↓

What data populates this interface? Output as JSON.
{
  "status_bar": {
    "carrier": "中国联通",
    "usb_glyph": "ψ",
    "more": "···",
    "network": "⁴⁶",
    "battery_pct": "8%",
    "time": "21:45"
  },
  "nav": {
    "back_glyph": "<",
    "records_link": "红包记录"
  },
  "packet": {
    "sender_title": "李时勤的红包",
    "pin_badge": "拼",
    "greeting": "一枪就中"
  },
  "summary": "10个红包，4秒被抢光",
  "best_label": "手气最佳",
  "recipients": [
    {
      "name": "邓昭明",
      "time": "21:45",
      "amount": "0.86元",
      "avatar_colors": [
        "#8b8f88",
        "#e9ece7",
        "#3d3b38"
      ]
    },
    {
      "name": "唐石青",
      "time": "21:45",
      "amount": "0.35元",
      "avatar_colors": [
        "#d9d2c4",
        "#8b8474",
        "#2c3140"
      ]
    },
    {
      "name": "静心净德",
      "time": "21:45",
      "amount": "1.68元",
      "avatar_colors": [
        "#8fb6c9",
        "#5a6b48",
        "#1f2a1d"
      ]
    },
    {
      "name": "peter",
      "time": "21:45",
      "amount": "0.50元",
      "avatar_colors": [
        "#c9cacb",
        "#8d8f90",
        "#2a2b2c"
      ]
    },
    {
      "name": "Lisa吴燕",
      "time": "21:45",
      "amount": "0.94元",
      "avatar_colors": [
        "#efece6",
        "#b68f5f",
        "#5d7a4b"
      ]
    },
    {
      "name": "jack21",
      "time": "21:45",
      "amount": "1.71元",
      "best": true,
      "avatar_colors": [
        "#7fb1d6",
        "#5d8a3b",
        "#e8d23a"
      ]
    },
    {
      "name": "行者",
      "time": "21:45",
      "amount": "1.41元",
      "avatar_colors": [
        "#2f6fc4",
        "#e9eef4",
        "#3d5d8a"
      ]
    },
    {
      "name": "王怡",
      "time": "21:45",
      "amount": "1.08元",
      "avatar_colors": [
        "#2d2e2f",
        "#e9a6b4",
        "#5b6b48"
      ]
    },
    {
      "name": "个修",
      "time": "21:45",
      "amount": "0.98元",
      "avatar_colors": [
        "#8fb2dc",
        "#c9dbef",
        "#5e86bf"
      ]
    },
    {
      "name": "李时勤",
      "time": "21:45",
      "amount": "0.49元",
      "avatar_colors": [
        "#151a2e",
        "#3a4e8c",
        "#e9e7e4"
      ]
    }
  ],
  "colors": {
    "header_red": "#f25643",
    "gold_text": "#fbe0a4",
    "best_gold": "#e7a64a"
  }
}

↑

# WHAT YOU HAVE TO DO
Search the data above for the string "amount" and return every line that has it.

# SOLUTION
      "amount": "0.86元",
      "amount": "0.35元",
      "amount": "1.68元",
      "amount": "0.50元",
      "amount": "0.94元",
      "amount": "1.71元",
      "amount": "1.41元",
      "amount": "1.08元",
      "amount": "0.98元",
      "amount": "0.49元",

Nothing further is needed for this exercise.